(Excerpt from a dataset)
• • •

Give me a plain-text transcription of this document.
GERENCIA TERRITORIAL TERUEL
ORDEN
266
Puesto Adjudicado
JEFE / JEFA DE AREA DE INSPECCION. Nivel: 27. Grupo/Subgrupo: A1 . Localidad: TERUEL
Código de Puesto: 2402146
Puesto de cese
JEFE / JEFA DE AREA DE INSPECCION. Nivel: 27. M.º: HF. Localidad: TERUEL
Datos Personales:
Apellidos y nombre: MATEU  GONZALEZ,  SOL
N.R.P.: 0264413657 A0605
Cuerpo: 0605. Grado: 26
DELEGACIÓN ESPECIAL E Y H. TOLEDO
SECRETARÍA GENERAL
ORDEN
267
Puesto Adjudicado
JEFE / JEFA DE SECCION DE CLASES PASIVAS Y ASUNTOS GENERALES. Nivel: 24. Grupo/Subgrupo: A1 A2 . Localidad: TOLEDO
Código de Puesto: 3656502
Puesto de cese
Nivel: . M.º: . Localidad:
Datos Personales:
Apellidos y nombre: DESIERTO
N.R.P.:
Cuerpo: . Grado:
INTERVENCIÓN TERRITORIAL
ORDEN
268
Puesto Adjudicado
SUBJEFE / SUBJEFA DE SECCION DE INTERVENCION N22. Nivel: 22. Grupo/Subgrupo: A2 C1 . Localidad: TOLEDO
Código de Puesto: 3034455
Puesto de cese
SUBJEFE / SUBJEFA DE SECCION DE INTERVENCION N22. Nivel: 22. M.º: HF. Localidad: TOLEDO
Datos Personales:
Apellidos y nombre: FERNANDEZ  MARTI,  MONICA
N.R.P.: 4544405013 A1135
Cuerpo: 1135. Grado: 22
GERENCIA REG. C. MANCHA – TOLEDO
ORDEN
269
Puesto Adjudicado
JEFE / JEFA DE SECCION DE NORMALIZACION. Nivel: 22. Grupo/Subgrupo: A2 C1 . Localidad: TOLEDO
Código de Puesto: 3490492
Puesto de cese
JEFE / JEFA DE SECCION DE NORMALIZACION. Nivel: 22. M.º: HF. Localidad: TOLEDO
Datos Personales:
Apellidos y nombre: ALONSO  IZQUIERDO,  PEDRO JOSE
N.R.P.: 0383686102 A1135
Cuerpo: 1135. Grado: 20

• • •

Task details: Above are the records. Copy every line in them holding "Grupo".

Written solution:
JEFE / JEFA DE AREA DE INSPECCION. Nivel: 27. Grupo/Subgrupo: A1 . Localidad: TERUEL
JEFE / JEFA DE SECCION DE CLASES PASIVAS Y ASUNTOS GENERALES. Nivel: 24. Grupo/Subgrupo: A1 A2 . Localidad: TOLEDO
SUBJEFE / SUBJEFA DE SECCION DE INTERVENCION N22. Nivel: 22. Grupo/Subgrupo: A2 C1 . Localidad: TOLEDO
JEFE / JEFA DE SECCION DE NORMALIZACION. Nivel: 22. Grupo/Subgrupo: A2 C1 . Localidad: TOLEDO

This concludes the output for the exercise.